### [Request]
Reproduce the whole listing, character for character.

** start of Information provided **

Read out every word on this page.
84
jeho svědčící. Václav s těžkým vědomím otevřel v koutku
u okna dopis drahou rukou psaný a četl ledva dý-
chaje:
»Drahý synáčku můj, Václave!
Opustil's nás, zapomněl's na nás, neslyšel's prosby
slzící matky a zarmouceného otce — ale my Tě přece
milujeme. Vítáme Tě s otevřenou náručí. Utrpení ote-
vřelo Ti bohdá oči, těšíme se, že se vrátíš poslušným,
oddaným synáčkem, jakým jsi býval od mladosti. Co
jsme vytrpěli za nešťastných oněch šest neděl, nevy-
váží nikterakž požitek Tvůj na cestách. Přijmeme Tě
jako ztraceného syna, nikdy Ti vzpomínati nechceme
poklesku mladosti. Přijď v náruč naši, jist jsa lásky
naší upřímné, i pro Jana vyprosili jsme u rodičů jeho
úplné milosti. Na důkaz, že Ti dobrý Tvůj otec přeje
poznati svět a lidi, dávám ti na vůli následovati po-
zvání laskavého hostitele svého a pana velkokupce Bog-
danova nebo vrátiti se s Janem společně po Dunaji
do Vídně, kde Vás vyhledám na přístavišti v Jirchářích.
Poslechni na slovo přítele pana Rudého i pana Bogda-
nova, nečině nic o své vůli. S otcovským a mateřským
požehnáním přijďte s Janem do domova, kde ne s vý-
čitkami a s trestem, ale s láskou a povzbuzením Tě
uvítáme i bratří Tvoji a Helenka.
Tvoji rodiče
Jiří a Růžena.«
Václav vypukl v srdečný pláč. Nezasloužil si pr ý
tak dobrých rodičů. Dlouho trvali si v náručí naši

** end of Information provided **

### [Written reply]
Read out every word on this page.
84
jeho svědčící. Václav s těžkým vědomím otevřel v koutku
u okna dopis drahou rukou psaný a četl ledva dý-
chaje:
»Drahý synáčku můj, Václave!
Opustil's nás, zapomněl's na nás, neslyšel's prosby
slzící matky a zarmouceného otce — ale my Tě přece
milujeme. Vítáme Tě s otevřenou náručí. Utrpení ote-
vřelo Ti bohdá oči, těšíme se, že se vrátíš poslušným,
oddaným synáčkem, jakým jsi býval od mladosti. Co
jsme vytrpěli za nešťastných oněch šest neděl, nevy-
váží nikterakž požitek Tvůj na cestách. Přijmeme Tě
jako ztraceného syna, nikdy Ti vzpomínati nechceme
poklesku mladosti. Přijď v náruč naši, jist jsa lásky
naší upřímné, i pro Jana vyprosili jsme u rodičů jeho
úplné milosti. Na důkaz, že Ti dobrý Tvůj otec přeje
poznati svět a lidi, dávám ti na vůli následovati po-
zvání laskavého hostitele svého a pana velkokupce Bog-
danova nebo vrátiti se s Janem společně po Dunaji
do Vídně, kde Vás vyhledám na přístavišti v Jirchářích.
Poslechni na slovo přítele pana Rudého i pana Bogda-
nova, nečině nic o své vůli. S otcovským a mateřským
požehnáním přijďte s Janem do domova, kde ne s vý-
čitkami a s trestem, ale s láskou a povzbuzením Tě
uvítáme i bratří Tvoji a Helenka.
Tvoji rodiče
Jiří a Růžena.«
Václav vypukl v srdečný pláč. Nezasloužil si pr ý
tak dobrých rodičů. Dlouho trvali si v náručí naši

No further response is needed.